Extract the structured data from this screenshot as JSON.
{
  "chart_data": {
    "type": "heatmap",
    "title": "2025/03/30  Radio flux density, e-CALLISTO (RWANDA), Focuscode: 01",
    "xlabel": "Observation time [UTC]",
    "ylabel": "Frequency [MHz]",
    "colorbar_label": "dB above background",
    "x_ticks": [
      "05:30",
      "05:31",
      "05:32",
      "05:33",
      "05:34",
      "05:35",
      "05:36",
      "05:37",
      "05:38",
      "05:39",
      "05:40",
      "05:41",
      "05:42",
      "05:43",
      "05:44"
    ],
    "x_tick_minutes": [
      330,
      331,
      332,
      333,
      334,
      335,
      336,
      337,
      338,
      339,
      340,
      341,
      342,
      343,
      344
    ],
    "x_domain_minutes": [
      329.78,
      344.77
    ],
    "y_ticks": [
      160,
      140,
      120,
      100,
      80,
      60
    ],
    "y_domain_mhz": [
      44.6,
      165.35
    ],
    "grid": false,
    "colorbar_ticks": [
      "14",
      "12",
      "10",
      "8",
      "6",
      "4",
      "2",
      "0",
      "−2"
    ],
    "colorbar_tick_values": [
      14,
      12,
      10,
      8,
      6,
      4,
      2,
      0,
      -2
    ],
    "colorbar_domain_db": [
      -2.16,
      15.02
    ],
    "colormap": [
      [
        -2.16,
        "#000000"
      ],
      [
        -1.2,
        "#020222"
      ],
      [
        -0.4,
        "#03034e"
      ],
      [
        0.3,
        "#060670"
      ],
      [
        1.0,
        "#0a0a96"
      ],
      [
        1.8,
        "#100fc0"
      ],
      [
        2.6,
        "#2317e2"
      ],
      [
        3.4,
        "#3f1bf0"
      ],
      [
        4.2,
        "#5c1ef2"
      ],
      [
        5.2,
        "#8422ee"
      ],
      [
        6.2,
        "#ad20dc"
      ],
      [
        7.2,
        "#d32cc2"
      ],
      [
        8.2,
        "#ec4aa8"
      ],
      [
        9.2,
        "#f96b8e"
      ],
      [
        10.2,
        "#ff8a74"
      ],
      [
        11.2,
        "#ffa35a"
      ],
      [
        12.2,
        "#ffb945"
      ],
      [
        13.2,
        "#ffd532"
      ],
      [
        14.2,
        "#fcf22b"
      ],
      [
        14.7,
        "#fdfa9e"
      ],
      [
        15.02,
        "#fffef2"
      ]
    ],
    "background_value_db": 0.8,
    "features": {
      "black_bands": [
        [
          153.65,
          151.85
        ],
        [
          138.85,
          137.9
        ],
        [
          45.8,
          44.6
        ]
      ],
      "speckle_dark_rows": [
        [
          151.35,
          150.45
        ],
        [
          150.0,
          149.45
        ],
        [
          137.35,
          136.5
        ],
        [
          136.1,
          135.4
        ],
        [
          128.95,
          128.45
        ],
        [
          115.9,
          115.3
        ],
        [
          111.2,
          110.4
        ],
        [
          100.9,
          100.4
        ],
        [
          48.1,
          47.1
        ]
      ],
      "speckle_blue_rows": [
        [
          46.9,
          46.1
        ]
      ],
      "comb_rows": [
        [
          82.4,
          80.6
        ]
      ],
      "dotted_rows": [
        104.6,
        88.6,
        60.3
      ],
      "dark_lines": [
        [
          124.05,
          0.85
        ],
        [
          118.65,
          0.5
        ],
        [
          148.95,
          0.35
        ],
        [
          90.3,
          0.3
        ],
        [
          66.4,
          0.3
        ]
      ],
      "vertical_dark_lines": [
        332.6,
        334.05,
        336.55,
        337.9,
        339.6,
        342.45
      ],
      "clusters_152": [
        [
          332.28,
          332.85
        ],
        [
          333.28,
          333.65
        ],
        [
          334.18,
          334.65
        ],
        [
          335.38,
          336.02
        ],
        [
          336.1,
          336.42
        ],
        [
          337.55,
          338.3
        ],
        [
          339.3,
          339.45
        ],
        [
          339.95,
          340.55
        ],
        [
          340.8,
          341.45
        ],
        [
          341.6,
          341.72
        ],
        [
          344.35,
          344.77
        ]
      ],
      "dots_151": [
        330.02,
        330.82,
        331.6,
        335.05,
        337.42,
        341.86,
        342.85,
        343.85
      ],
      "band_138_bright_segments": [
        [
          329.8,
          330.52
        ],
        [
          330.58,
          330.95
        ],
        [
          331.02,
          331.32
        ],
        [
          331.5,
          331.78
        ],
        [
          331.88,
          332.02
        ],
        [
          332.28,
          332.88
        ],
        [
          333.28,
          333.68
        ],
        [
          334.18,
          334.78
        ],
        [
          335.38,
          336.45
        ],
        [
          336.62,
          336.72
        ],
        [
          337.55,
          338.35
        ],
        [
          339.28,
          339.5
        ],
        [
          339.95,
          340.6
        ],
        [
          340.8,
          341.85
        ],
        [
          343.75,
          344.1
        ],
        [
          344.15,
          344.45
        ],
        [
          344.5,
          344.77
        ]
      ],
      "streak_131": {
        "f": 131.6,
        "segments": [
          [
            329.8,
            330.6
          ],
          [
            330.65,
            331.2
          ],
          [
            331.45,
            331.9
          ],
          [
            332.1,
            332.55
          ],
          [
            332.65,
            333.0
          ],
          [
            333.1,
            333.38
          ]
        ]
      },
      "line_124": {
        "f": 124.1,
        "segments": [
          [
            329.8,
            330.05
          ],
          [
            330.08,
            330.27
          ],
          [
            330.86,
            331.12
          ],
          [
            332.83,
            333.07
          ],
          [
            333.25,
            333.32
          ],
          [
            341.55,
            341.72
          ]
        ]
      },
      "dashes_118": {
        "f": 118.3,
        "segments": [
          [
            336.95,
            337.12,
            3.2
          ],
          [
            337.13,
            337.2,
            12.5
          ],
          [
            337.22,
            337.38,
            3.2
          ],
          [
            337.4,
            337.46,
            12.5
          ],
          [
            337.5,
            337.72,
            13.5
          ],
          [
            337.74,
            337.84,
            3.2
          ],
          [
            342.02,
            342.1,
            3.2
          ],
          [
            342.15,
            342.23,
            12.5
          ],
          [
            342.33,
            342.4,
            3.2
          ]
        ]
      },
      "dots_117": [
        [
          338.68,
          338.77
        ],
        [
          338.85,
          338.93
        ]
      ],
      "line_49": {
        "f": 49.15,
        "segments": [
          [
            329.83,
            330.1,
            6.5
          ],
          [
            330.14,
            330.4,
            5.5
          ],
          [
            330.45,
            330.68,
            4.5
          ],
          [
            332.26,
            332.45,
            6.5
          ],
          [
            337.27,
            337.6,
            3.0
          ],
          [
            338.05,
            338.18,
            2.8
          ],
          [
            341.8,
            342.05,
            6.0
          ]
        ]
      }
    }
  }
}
───
WORK TO COMPLETE — Write every entry out again exactly.

RESULT FOR THIS EXERCISE —
Extract the structured data from this screenshot as JSON.
{
  "chart_data": {
    "type": "heatmap",
    "title": "2025/03/30  Radio flux density, e-CALLISTO (RWANDA), Focuscode: 01",
    "xlabel": "Observation time [UTC]",
    "ylabel": "Frequency [MHz]",
    "colorbar_label": "dB above background",
    "x_ticks": [
      "05:30",
      "05:31",
      "05:32",
      "05:33",
      "05:34",
      "05:35",
      "05:36",
      "05:37",
      "05:38",
      "05:39",
      "05:40",
      "05:41",
      "05:42",
      "05:43",
      "05:44"
    ],
    "x_tick_minutes": [
      330,
      331,
      332,
      333,
      334,
      335,
      336,
      337,
      338,
      339,
      340,
      341,
      342,
      343,
      344
    ],
    "x_domain_minutes": [
      329.78,
      344.77
    ],
    "y_ticks": [
      160,
      140,
      120,
      100,
      80,
      60
    ],
    "y_domain_mhz": [
      44.6,
      165.35
    ],
    "grid": false,
    "colorbar_ticks": [
      "14",
      "12",
      "10",
      "8",
      "6",
      "4",
      "2",
      "0",
      "−2"
    ],
    "colorbar_tick_values": [
      14,
      12,
      10,
      8,
      6,
      4,
      2,
      0,
      -2
    ],
    "colorbar_domain_db": [
      -2.16,
      15.02
    ],
    "colormap": [
      [
        -2.16,
        "#000000"
      ],
      [
        -1.2,
        "#020222"
      ],
      [
        -0.4,
        "#03034e"
      ],
      [
        0.3,
        "#060670"
      ],
      [
        1.0,
        "#0a0a96"
      ],
      [
        1.8,
        "#100fc0"
      ],
      [
        2.6,
        "#2317e2"
      ],
      [
        3.4,
        "#3f1bf0"
      ],
      [
        4.2,
        "#5c1ef2"
      ],
      [
        5.2,
        "#8422ee"
      ],
      [
        6.2,
        "#ad20dc"
      ],
      [
        7.2,
        "#d32cc2"
      ],
      [
        8.2,
        "#ec4aa8"
      ],
      [
        9.2,
        "#f96b8e"
      ],
      [
        10.2,
        "#ff8a74"
      ],
      [
        11.2,
        "#ffa35a"
      ],
      [
        12.2,
        "#ffb945"
      ],
      [
        13.2,
        "#ffd532"
      ],
      [
        14.2,
        "#fcf22b"
      ],
      [
        14.7,
        "#fdfa9e"
      ],
      [
        15.02,
        "#fffef2"
      ]
    ],
    "background_value_db": 0.8,
    "features": {
      "black_bands": [
        [
          153.65,
          151.85
        ],
        [
          138.85,
          137.9
        ],
        [
          45.8,
          44.6
        ]
      ],
      "speckle_dark_rows": [
        [
          151.35,
          150.45
        ],
        [
          150.0,
          149.45
        ],
        [
          137.35,
          136.5
        ],
        [
          136.1,
          135.4
        ],
        [
          128.95,
          128.45
        ],
        [
          115.9,
          115.3
        ],
        [
          111.2,
          110.4
        ],
        [
          100.9,
          100.4
        ],
        [
          48.1,
          47.1
        ]
      ],
      "speckle_blue_rows": [
        [
          46.9,
          46.1
        ]
      ],
      "comb_rows": [
        [
          82.4,
          80.6
        ]
      ],
      "dotted_rows": [
        104.6,
        88.6,
        60.3
      ],
      "dark_lines": [
        [
          124.05,
          0.85
        ],
        [
          118.65,
          0.5
        ],
        [
          148.95,
          0.35
        ],
        [
          90.3,
          0.3
        ],
        [
          66.4,
          0.3
        ]
      ],
      "vertical_dark_lines": [
        332.6,
        334.05,
        336.55,
        337.9,
        339.6,
        342.45
      ],
      "clusters_152": [
        [
          332.28,
          332.85
        ],
        [
          333.28,
          333.65
        ],
        [
          334.18,
          334.65
        ],
        [
          335.38,
          336.02
        ],
        [
          336.1,
          336.42
        ],
        [
          337.55,
          338.3
        ],
        [
          339.3,
          339.45
        ],
        [
          339.95,
          340.55
        ],
        [
          340.8,
          341.45
        ],
        [
          341.6,
          341.72
        ],
        [
          344.35,
          344.77
        ]
      ],
      "dots_151": [
        330.02,
        330.82,
        331.6,
        335.05,
        337.42,
        341.86,
        342.85,
        343.85
      ],
      "band_138_bright_segments": [
        [
          329.8,
          330.52
        ],
        [
          330.58,
          330.95
        ],
        [
          331.02,
          331.32
        ],
        [
          331.5,
          331.78
        ],
        [
          331.88,
          332.02
        ],
        [
          332.28,
          332.88
        ],
        [
          333.28,
          333.68
        ],
        [
          334.18,
          334.78
        ],
        [
          335.38,
          336.45
        ],
        [
          336.62,
          336.72
        ],
        [
          337.55,
          338.35
        ],
        [
          339.28,
          339.5
        ],
        [
          339.95,
          340.6
        ],
        [
          340.8,
          341.85
        ],
        [
          343.75,
          344.1
        ],
        [
          344.15,
          344.45
        ],
        [
          344.5,
          344.77
        ]
      ],
      "streak_131": {
        "f": 131.6,
        "segments": [
          [
            329.8,
            330.6
          ],
          [
            330.65,
            331.2
          ],
          [
            331.45,
            331.9
          ],
          [
            332.1,
            332.55
          ],
          [
            332.65,
            333.0
          ],
          [
            333.1,
            333.38
          ]
        ]
      },
      "line_124": {
        "f": 124.1,
        "segments": [
          [
            329.8,
            330.05
          ],
          [
            330.08,
            330.27
          ],
          [
            330.86,
            331.12
          ],
          [
            332.83,
            333.07
          ],
          [
            333.25,
            333.32
          ],
          [
            341.55,
            341.72
          ]
        ]
      },
      "dashes_118": {
        "f": 118.3,
        "segments": [
          [
            336.95,
            337.12,
            3.2
          ],
          [
            337.13,
            337.2,
            12.5
          ],
          [
            337.22,
            337.38,
            3.2
          ],
          [
            337.4,
            337.46,
            12.5
          ],
          [
            337.5,
            337.72,
            13.5
          ],
          [
            337.74,
            337.84,
            3.2
          ],
          [
            342.02,
            342.1,
            3.2
          ],
          [
            342.15,
            342.23,
            12.5
          ],
          [
            342.33,
            342.4,
            3.2
          ]
        ]
      },
      "dots_117": [
        [
          338.68,
          338.77
        ],
        [
          338.85,
          338.93
        ]
      ],
      "line_49": {
        "f": 49.15,
        "segments": [
          [
            329.83,
            330.1,
            6.5
          ],
          [
            330.14,
            330.4,
            5.5
          ],
          [
            330.45,
            330.68,
            4.5
          ],
          [
            332.26,
            332.45,
            6.5
          ],
          [
            337.27,
            337.6,
            3.0
          ],
          [
            338.05,
            338.18,
            2.8
          ],
          [
            341.8,
            342.05,
            6.0
          ]
        ]
      }
    }
  }
}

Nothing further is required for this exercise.